Collected data entries
● ● ● ●
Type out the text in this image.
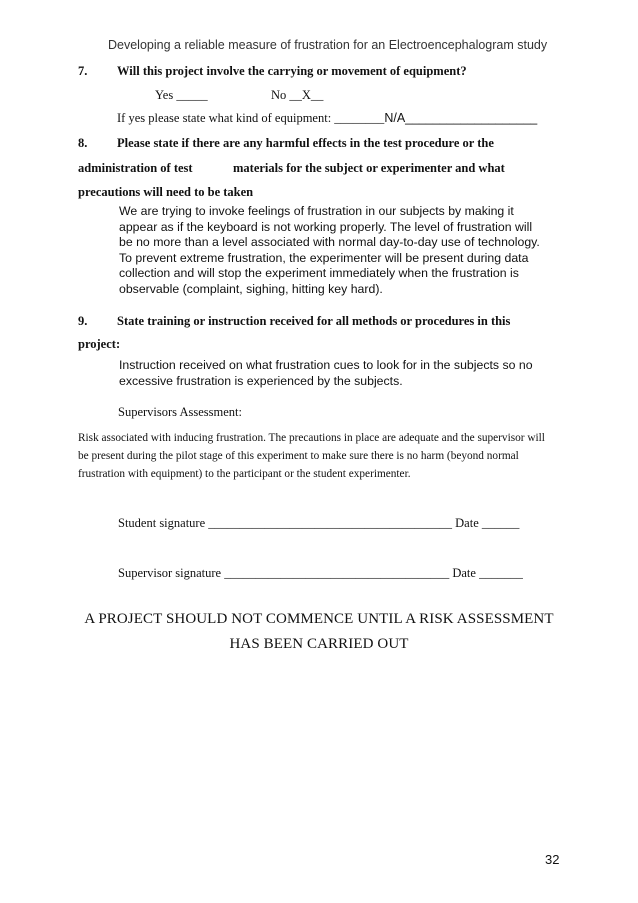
Developing a reliable measure of frustration for an Electroencephalogram study
7. Will this project involve the carrying or movement of equipment?
Yes _____	No __X__
If yes please state what kind of equipment: ________N/A___________________
8. Please state if there are any harmful effects in the test procedure or the
administration of test	materials for the subject or experimenter and what
precautions will need to be taken
We are trying to invoke feelings of frustration in our subjects by making it appear as if the keyboard is not working properly. The level of frustration will be no more than a level associated with normal day-to-day use of technology. To prevent extreme frustration, the experimenter will be present during data collection and will stop the experiment immediately when the frustration is observable (complaint, sighing, hitting key hard).
9. State training or instruction received for all methods or procedures in this
project:
Instruction received on what frustration cues to look for in the subjects so no excessive frustration is experienced by the subjects.
Supervisors Assessment:
Risk associated with inducing frustration. The precautions in place are adequate and the supervisor will be present during the pilot stage of this experiment to make sure there is no harm (beyond normal frustration with equipment) to the participant or the student experimenter.
Student signature _______________________________________ Date ______
Supervisor signature ____________________________________ Date _______
A PROJECT SHOULD NOT COMMENCE UNTIL A RISK ASSESSMENT
HAS BEEN CARRIED OUT
32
● ● ● ●
Stated exercise: Repeat the material exactly as it reads, without any of its pictures.

Task output:
Type out the text in this image.
Developing a reliable measure of frustration for an Electroencephalogram study
7. Will this project involve the carrying or movement of equipment?
Yes _____	No __X__
If yes please state what kind of equipment: ________N/A___________________
8. Please state if there are any harmful effects in the test procedure or the
administration of test	materials for the subject or experimenter and what
precautions will need to be taken
We are trying to invoke feelings of frustration in our subjects by making it appear as if the keyboard is not working properly. The level of frustration will be no more than a level associated with normal day-to-day use of technology. To prevent extreme frustration, the experimenter will be present during data collection and will stop the experiment immediately when the frustration is observable (complaint, sighing, hitting key hard).
9. State training or instruction received for all methods or procedures in this
project:
Instruction received on what frustration cues to look for in the subjects so no excessive frustration is experienced by the subjects.
Supervisors Assessment:
Risk associated with inducing frustration. The precautions in place are adequate and the supervisor will be present during the pilot stage of this experiment to make sure there is no harm (beyond normal frustration with equipment) to the participant or the student experimenter.
Student signature _______________________________________ Date ______
Supervisor signature ____________________________________ Date _______
A PROJECT SHOULD NOT COMMENCE UNTIL A RISK ASSESSMENT
HAS BEEN CARRIED OUT
32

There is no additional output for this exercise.